**GOAL:** Look through the lines and report how many include the word "JSON", giving nothing but the number.

**EXTRACTED DATA:**

+--

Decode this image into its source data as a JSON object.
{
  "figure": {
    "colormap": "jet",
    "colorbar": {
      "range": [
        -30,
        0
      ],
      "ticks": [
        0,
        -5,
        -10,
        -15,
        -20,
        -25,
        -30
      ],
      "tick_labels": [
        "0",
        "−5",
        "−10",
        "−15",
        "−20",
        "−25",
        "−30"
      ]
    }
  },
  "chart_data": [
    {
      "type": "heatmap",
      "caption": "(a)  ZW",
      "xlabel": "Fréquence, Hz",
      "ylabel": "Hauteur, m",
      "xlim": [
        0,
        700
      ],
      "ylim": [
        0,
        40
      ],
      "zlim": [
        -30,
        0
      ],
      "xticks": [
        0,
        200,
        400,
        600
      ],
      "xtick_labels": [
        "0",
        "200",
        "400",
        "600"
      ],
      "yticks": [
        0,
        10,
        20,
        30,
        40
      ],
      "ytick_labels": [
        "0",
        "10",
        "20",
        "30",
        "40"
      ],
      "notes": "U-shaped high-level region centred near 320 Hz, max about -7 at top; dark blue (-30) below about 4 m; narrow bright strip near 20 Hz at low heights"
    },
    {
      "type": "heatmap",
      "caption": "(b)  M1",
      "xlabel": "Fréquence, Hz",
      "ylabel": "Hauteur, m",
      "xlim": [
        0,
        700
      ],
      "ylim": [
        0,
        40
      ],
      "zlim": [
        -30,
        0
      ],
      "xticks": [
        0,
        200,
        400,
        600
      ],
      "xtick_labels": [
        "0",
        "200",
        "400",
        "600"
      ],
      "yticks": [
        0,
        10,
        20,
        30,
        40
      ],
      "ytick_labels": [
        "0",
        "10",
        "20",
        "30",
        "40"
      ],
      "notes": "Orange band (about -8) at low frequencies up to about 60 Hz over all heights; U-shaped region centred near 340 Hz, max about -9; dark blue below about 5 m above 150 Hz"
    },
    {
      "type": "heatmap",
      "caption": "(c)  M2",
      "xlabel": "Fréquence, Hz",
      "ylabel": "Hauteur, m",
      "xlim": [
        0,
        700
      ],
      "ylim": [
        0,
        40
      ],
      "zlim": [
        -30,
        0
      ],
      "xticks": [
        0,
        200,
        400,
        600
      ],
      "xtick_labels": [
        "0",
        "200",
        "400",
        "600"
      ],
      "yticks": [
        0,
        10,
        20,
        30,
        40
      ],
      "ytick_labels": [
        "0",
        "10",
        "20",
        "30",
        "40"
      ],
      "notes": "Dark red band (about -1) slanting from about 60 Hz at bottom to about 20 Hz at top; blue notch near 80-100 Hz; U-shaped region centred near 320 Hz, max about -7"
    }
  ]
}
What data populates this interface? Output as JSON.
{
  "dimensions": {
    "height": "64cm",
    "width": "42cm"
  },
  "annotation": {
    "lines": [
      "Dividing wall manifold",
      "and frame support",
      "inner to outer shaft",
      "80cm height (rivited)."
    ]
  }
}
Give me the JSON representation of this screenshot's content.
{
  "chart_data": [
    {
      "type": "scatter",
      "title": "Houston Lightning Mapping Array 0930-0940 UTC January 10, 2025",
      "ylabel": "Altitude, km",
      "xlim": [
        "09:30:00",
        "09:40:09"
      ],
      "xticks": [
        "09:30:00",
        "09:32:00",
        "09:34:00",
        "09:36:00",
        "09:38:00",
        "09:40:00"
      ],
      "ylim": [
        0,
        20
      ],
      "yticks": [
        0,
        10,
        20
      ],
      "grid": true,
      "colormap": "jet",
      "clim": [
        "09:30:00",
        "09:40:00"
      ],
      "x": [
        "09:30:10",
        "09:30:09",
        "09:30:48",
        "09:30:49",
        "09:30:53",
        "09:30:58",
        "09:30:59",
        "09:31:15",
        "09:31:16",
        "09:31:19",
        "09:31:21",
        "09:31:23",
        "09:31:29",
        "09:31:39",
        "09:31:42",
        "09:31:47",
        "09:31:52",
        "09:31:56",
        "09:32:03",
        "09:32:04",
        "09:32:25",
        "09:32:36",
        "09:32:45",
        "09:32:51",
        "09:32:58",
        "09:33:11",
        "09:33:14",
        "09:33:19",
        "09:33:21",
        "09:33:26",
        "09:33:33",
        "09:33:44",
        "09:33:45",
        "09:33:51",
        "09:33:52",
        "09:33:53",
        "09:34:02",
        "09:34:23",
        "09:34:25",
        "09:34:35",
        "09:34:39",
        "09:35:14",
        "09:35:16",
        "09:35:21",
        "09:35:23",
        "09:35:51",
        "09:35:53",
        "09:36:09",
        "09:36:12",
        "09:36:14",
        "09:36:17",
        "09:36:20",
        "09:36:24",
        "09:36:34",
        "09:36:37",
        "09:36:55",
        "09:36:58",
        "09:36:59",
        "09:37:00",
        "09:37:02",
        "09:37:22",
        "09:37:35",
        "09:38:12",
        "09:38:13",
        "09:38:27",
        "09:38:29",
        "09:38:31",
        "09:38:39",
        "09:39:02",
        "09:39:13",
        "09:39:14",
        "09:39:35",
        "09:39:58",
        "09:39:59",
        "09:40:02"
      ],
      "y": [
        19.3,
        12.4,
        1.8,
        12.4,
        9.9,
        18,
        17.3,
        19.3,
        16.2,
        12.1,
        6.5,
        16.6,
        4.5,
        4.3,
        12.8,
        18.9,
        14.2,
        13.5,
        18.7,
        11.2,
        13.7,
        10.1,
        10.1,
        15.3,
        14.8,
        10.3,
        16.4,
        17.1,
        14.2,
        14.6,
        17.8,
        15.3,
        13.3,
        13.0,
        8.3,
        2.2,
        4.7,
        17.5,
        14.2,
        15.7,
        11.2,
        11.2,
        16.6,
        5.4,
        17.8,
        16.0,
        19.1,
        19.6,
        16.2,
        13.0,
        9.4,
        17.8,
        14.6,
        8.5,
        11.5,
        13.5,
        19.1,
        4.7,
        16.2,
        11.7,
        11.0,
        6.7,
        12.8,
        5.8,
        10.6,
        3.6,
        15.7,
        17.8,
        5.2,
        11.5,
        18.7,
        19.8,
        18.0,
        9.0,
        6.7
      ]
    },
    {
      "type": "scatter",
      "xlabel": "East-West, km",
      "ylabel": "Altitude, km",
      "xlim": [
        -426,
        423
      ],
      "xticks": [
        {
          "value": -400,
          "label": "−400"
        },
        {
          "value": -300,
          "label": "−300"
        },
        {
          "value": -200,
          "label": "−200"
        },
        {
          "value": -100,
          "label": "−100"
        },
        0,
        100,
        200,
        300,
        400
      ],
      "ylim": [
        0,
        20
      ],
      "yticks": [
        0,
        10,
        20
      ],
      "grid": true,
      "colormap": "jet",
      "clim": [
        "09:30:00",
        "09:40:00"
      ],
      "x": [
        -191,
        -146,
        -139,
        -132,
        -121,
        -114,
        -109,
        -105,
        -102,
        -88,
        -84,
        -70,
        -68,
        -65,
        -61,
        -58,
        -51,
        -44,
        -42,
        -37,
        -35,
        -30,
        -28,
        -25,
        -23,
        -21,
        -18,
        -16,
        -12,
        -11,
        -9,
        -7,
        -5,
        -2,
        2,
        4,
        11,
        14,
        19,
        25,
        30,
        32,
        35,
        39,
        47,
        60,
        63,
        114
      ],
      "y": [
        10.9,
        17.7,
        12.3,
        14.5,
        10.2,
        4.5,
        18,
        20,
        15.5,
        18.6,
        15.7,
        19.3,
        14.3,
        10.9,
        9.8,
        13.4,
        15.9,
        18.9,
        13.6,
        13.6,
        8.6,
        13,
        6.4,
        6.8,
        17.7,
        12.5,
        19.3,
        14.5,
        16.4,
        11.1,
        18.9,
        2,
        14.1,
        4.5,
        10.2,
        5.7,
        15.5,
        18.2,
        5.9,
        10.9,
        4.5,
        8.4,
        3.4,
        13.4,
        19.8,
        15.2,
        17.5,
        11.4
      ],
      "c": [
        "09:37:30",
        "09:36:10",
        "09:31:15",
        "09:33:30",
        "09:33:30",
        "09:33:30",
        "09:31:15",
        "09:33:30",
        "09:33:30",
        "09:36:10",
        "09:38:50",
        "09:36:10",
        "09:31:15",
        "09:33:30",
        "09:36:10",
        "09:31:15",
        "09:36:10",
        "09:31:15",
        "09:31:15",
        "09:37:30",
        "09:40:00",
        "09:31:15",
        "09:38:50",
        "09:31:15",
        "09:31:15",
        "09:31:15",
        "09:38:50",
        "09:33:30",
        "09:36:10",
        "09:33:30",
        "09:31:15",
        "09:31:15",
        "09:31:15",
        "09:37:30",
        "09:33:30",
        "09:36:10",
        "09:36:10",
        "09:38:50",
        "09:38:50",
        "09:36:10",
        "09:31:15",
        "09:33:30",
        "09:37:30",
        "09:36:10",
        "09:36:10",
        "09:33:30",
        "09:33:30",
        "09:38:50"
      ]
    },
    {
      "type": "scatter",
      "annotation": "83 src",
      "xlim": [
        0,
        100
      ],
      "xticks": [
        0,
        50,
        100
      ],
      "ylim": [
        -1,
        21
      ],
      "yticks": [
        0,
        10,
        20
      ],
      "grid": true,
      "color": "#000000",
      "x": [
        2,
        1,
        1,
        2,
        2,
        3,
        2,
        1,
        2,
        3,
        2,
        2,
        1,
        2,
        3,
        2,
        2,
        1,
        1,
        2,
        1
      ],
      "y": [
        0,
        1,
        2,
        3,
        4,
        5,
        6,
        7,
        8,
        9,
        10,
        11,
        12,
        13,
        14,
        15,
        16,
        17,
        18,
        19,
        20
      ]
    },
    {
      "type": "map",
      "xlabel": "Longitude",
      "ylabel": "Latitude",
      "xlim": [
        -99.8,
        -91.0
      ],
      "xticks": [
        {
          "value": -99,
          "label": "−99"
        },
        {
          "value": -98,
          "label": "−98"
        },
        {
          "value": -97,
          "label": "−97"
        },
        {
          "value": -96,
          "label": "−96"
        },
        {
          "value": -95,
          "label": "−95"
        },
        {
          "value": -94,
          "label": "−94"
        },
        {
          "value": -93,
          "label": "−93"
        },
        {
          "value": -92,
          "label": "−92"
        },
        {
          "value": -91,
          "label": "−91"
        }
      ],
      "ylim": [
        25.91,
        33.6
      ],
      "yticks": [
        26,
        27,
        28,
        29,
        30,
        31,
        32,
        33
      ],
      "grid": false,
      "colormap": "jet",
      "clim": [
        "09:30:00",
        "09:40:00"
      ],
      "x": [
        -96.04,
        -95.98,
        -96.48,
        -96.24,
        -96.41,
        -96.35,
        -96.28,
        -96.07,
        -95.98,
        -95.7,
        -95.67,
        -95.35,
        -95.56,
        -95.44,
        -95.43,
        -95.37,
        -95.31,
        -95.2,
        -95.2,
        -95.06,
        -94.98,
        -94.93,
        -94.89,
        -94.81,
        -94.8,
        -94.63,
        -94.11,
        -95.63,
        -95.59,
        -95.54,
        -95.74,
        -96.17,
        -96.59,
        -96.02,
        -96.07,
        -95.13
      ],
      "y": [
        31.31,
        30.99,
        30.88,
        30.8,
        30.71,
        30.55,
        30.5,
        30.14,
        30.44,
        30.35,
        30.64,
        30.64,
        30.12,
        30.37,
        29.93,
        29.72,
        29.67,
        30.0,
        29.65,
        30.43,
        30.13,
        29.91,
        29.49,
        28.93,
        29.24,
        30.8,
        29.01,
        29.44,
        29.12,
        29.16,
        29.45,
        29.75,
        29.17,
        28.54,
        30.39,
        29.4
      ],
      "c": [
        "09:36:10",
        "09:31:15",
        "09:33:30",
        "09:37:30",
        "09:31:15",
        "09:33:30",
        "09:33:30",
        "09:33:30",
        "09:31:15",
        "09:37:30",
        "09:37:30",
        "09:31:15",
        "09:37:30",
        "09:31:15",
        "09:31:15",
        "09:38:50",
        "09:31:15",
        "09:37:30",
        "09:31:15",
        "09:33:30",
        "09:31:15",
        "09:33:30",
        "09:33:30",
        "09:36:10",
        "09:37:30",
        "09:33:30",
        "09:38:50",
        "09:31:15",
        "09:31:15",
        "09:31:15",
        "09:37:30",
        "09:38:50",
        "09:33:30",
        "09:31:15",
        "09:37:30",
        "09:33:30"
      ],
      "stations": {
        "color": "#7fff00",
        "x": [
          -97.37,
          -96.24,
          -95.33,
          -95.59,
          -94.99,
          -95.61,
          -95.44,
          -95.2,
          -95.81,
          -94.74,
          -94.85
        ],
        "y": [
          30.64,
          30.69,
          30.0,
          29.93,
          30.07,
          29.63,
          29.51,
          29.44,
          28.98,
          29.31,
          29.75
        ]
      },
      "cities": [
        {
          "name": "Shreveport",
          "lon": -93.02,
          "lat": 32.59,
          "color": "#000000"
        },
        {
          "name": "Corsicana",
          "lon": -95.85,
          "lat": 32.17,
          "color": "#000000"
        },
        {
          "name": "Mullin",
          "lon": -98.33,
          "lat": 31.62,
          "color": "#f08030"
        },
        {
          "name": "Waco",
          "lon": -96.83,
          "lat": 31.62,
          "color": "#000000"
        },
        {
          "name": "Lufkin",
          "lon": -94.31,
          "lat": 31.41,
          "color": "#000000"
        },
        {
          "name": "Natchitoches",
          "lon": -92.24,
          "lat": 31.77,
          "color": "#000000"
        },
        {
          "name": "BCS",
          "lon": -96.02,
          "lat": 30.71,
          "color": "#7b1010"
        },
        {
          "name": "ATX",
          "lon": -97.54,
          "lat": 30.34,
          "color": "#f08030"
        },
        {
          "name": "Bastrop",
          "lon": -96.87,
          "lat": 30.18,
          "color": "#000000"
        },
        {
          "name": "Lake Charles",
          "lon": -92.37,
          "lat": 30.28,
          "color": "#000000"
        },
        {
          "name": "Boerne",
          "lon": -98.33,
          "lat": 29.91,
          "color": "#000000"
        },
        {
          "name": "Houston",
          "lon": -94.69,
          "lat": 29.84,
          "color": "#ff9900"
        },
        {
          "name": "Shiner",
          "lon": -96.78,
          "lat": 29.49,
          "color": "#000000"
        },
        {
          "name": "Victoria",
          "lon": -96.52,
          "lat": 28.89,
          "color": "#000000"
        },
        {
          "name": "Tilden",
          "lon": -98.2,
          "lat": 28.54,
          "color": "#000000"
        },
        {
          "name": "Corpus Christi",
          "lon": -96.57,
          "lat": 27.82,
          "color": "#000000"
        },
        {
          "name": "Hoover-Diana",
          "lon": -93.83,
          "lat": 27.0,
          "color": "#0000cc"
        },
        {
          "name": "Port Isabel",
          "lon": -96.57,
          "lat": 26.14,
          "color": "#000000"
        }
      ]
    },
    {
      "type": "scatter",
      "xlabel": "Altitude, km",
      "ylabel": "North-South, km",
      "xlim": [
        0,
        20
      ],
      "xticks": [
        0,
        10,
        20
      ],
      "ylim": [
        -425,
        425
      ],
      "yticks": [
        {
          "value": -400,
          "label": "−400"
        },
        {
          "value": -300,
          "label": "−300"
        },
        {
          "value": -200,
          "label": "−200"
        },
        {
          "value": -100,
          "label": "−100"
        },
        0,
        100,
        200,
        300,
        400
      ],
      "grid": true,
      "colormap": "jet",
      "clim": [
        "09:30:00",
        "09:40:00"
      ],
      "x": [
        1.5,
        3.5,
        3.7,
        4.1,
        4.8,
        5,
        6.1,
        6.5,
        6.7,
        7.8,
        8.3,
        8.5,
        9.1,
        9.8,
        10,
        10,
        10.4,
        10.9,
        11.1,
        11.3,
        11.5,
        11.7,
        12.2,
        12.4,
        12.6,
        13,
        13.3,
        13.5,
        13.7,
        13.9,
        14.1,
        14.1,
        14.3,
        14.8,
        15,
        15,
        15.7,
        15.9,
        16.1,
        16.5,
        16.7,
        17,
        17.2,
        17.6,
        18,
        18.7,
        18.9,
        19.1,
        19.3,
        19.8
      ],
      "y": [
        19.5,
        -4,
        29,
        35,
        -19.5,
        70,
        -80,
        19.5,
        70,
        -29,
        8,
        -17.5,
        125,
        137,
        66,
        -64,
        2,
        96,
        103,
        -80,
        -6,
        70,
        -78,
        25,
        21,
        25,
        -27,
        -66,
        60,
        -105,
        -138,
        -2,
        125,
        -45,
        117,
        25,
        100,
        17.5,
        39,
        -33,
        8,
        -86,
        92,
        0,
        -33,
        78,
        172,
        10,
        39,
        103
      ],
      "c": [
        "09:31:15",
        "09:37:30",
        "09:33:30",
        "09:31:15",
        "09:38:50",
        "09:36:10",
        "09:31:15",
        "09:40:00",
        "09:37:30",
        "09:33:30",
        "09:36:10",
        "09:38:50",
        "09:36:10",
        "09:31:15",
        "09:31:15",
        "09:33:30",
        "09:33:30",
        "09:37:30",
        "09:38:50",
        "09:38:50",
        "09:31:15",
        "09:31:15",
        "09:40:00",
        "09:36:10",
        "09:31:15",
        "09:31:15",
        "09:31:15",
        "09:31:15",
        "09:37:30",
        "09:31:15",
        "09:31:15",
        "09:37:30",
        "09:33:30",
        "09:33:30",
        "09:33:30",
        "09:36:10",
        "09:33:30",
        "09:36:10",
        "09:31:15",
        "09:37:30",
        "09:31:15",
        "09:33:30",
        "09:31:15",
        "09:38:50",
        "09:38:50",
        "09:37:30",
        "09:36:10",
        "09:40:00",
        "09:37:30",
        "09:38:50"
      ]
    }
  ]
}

+--

**TASK RESPONSE:** 3